**WRITTEN INSTRUCTION**
Keep the images out and copy every entry below exactly.
━━━ INPUT MATERIAL
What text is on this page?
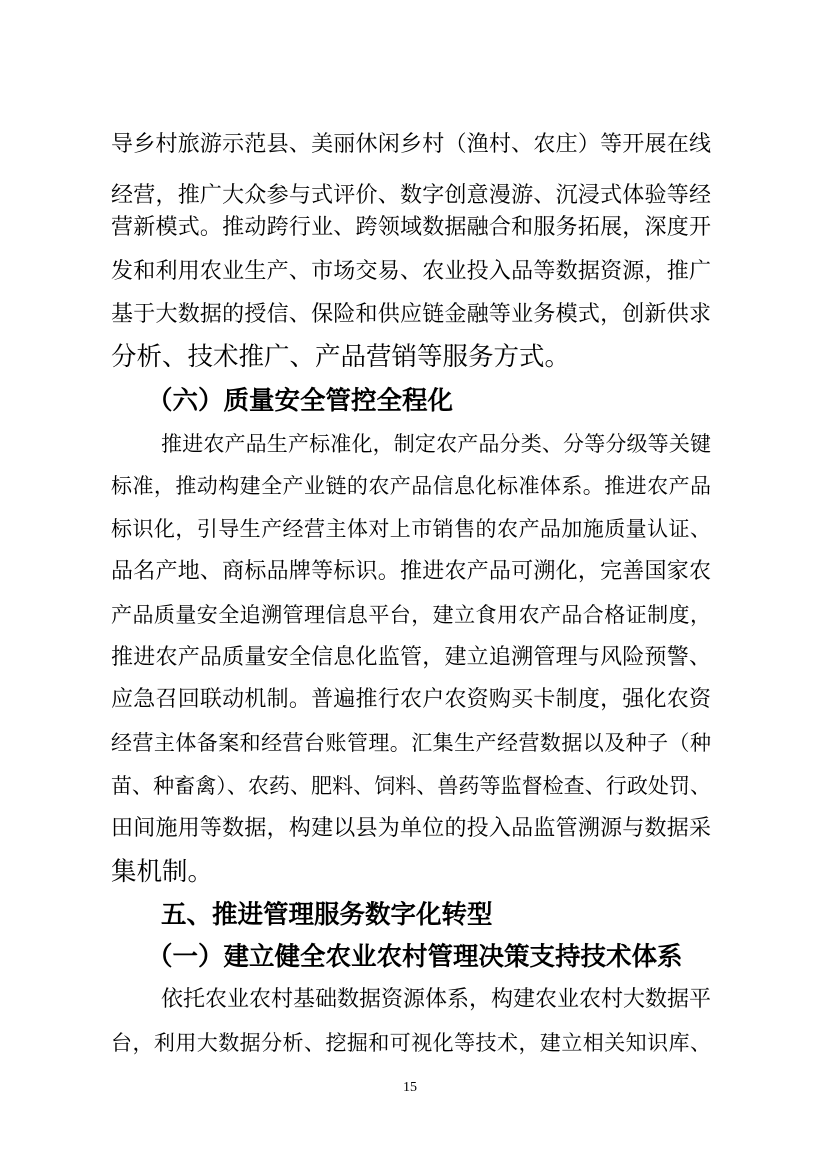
导乡村旅游示范县、美丽休闲乡村（渔村、农庄）等开展在线
经营，推广大众参与式评价、数字创意漫游、沉浸式体验等经
营新模式。推动跨行业、跨领域数据融合和服务拓展，深度开
发和利用农业生产、市场交易、农业投入品等数据资源，推广
基于大数据的授信、保险和供应链金融等业务模式，创新供求
分析、技术推广、产品营销等服务方式。
（六）质量安全管控全程化
推进农产品生产标准化，制定农产品分类、分等分级等关键
标准，推动构建全产业链的农产品信息化标准体系。推进农产品
标识化，引导生产经营主体对上市销售的农产品加施质量认证、
品名产地、商标品牌等标识。推进农产品可溯化，完善国家农
产品质量安全追溯管理信息平台，建立食用农产品合格证制度，
推进农产品质量安全信息化监管，建立追溯管理与风险预警、
应急召回联动机制。普遍推行农户农资购买卡制度，强化农资
经营主体备案和经营台账管理。汇集生产经营数据以及种子（种
苗、种畜禽）、农药、肥料、饲料、兽药等监督检查、行政处罚、
田间施用等数据，构建以县为单位的投入品监管溯源与数据采
集机制。
五、推进管理服务数字化转型
（一）建立健全农业农村管理决策支持技术体系
依托农业农村基础数据资源体系，构建农业农村大数据平
台，利用大数据分析、挖掘和可视化等技术，建立相关知识库、
15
━━━━━━
**ANSWER TO THE TASK**
What text is on this page?
导乡村旅游示范县、美丽休闲乡村（渔村、农庄）等开展在线
经营，推广大众参与式评价、数字创意漫游、沉浸式体验等经
营新模式。推动跨行业、跨领域数据融合和服务拓展，深度开
发和利用农业生产、市场交易、农业投入品等数据资源，推广
基于大数据的授信、保险和供应链金融等业务模式，创新供求
分析、技术推广、产品营销等服务方式。
（六）质量安全管控全程化
推进农产品生产标准化，制定农产品分类、分等分级等关键
标准，推动构建全产业链的农产品信息化标准体系。推进农产品
标识化，引导生产经营主体对上市销售的农产品加施质量认证、
品名产地、商标品牌等标识。推进农产品可溯化，完善国家农
产品质量安全追溯管理信息平台，建立食用农产品合格证制度，
推进农产品质量安全信息化监管，建立追溯管理与风险预警、
应急召回联动机制。普遍推行农户农资购买卡制度，强化农资
经营主体备案和经营台账管理。汇集生产经营数据以及种子（种
苗、种畜禽）、农药、肥料、饲料、兽药等监督检查、行政处罚、
田间施用等数据，构建以县为单位的投入品监管溯源与数据采
集机制。
五、推进管理服务数字化转型
（一）建立健全农业农村管理决策支持技术体系
依托农业农村基础数据资源体系，构建农业农村大数据平
台，利用大数据分析、挖掘和可视化等技术，建立相关知识库、
15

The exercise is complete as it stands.